» YOUR GOAL
Copy all lines holding the word "passthrough" from the entries.

» DATA ENTRIES
▼

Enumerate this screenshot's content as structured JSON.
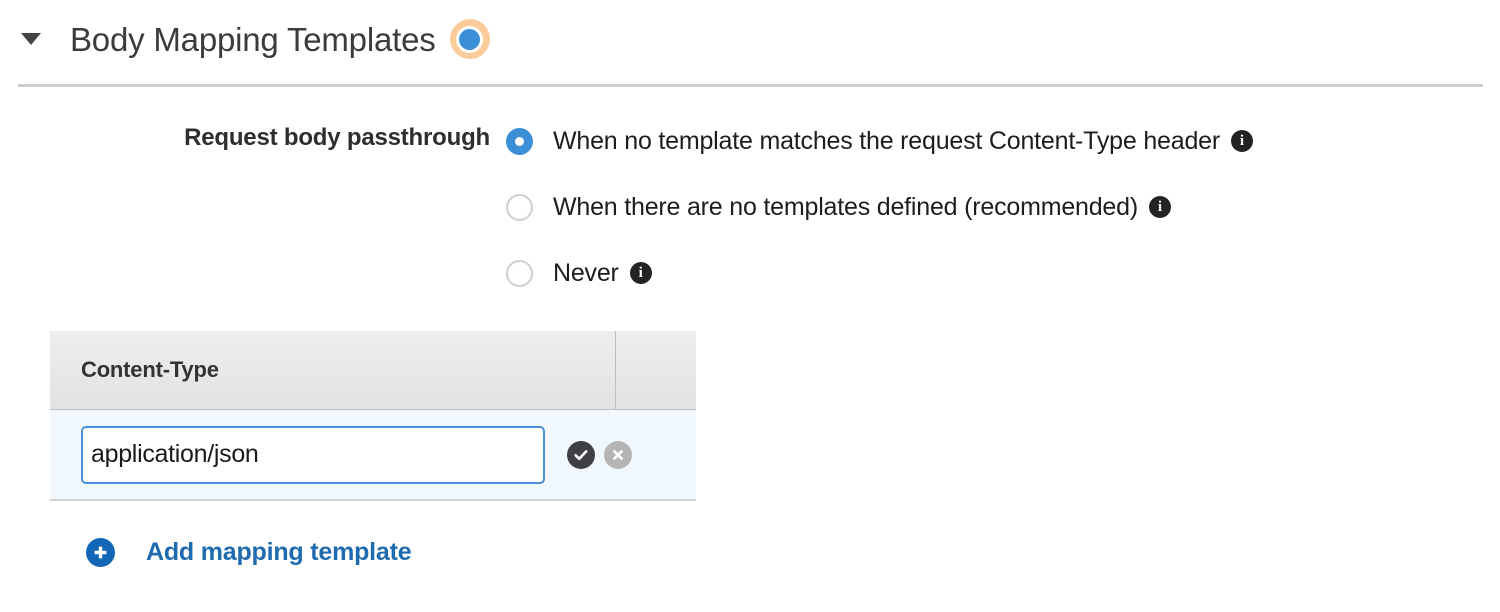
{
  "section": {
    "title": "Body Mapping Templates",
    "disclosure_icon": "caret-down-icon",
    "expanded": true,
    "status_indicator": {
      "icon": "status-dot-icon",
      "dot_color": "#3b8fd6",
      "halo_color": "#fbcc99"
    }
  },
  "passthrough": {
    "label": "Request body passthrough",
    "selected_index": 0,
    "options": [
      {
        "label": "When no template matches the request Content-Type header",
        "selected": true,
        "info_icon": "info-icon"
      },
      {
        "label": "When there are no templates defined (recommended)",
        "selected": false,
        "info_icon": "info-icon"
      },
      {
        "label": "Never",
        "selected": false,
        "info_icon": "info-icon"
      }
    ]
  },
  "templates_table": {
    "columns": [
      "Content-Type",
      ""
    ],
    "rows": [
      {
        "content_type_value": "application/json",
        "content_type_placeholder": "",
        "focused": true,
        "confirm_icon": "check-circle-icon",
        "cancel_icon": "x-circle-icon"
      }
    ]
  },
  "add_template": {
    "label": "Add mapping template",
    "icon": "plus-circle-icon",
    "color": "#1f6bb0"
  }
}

▲
▼

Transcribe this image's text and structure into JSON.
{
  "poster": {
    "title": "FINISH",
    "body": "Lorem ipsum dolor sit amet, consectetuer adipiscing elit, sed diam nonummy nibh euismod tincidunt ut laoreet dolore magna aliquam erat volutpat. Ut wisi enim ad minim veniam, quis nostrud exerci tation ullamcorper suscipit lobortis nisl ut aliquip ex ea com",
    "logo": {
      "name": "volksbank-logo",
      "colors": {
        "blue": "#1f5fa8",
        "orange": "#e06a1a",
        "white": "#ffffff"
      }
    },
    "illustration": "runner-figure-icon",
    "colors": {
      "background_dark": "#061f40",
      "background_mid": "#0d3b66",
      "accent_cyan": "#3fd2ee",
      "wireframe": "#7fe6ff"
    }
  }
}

▲

» OUTPUT FOR THIS TASK
  "passthrough": {
    "label": "Request body passthrough",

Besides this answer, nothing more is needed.